### GOAL OF THE EXERCISE
Pictures stay out of the copy; set down each line of the listing below exactly.

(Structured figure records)

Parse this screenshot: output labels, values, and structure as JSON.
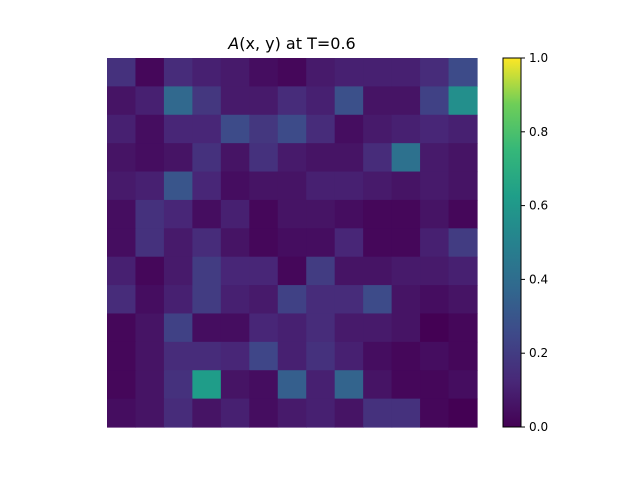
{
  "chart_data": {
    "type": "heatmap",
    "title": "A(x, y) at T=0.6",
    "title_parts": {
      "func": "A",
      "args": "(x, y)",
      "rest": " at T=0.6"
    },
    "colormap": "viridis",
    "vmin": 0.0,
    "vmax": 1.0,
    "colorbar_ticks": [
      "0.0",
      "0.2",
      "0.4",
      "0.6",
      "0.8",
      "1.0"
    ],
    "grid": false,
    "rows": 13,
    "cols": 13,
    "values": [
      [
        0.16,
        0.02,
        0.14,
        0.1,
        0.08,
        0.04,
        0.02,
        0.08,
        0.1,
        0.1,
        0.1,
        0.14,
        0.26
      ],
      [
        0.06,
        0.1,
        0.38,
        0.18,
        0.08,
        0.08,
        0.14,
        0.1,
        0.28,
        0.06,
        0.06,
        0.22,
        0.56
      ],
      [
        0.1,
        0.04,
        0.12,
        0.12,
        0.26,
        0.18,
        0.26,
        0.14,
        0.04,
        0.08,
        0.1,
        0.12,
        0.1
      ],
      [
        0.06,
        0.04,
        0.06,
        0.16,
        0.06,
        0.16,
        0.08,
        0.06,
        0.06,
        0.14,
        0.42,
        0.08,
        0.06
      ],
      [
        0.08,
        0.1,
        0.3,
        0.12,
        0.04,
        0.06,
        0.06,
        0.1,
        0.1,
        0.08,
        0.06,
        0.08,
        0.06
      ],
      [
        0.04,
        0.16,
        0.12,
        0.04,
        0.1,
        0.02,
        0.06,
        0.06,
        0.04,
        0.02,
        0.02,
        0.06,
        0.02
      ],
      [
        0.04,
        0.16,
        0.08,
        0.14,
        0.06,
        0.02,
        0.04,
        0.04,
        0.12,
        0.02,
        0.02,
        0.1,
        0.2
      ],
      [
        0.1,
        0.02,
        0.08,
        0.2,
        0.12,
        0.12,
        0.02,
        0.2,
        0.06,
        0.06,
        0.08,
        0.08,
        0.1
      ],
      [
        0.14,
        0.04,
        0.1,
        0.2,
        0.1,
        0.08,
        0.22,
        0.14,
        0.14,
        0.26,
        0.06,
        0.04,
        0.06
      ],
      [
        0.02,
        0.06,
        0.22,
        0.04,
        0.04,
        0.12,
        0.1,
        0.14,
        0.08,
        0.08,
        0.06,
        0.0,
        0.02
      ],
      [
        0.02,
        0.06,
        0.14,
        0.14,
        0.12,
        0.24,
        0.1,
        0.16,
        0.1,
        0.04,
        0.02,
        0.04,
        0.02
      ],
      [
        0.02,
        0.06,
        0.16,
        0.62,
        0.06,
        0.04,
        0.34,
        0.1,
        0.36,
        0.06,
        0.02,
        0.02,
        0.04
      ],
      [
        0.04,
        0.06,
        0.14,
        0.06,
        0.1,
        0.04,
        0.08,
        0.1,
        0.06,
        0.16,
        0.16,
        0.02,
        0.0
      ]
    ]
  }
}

### TASK OUTPUT
Parse this screenshot: output labels, values, and structure as JSON.
{
  "chart_data": {
    "type": "heatmap",
    "title": "A(x, y) at T=0.6",
    "title_parts": {
      "func": "A",
      "args": "(x, y)",
      "rest": " at T=0.6"
    },
    "colormap": "viridis",
    "vmin": 0.0,
    "vmax": 1.0,
    "colorbar_ticks": [
      "0.0",
      "0.2",
      "0.4",
      "0.6",
      "0.8",
      "1.0"
    ],
    "grid": false,
    "rows": 13,
    "cols": 13,
    "values": [
      [
        0.16,
        0.02,
        0.14,
        0.1,
        0.08,
        0.04,
        0.02,
        0.08,
        0.1,
        0.1,
        0.1,
        0.14,
        0.26
      ],
      [
        0.06,
        0.1,
        0.38,
        0.18,
        0.08,
        0.08,
        0.14,
        0.1,
        0.28,
        0.06,
        0.06,
        0.22,
        0.56
      ],
      [
        0.1,
        0.04,
        0.12,
        0.12,
        0.26,
        0.18,
        0.26,
        0.14,
        0.04,
        0.08,
        0.1,
        0.12,
        0.1
      ],
      [
        0.06,
        0.04,
        0.06,
        0.16,
        0.06,
        0.16,
        0.08,
        0.06,
        0.06,
        0.14,
        0.42,
        0.08,
        0.06
      ],
      [
        0.08,
        0.1,
        0.3,
        0.12,
        0.04,
        0.06,
        0.06,
        0.1,
        0.1,
        0.08,
        0.06,
        0.08,
        0.06
      ],
      [
        0.04,
        0.16,
        0.12,
        0.04,
        0.1,
        0.02,
        0.06,
        0.06,
        0.04,
        0.02,
        0.02,
        0.06,
        0.02
      ],
      [
        0.04,
        0.16,
        0.08,
        0.14,
        0.06,
        0.02,
        0.04,
        0.04,
        0.12,
        0.02,
        0.02,
        0.1,
        0.2
      ],
      [
        0.1,
        0.02,
        0.08,
        0.2,
        0.12,
        0.12,
        0.02,
        0.2,
        0.06,
        0.06,
        0.08,
        0.08,
        0.1
      ],
      [
        0.14,
        0.04,
        0.1,
        0.2,
        0.1,
        0.08,
        0.22,
        0.14,
        0.14,
        0.26,
        0.06,
        0.04,
        0.06
      ],
      [
        0.02,
        0.06,
        0.22,
        0.04,
        0.04,
        0.12,
        0.1,
        0.14,
        0.08,
        0.08,
        0.06,
        0.0,
        0.02
      ],
      [
        0.02,
        0.06,
        0.14,
        0.14,
        0.12,
        0.24,
        0.1,
        0.16,
        0.1,
        0.04,
        0.02,
        0.04,
        0.02
      ],
      [
        0.02,
        0.06,
        0.16,
        0.62,
        0.06,
        0.04,
        0.34,
        0.1,
        0.36,
        0.06,
        0.02,
        0.02,
        0.04
      ],
      [
        0.04,
        0.06,
        0.14,
        0.06,
        0.1,
        0.04,
        0.08,
        0.1,
        0.06,
        0.16,
        0.16,
        0.02,
        0.0
      ]
    ]
  }
}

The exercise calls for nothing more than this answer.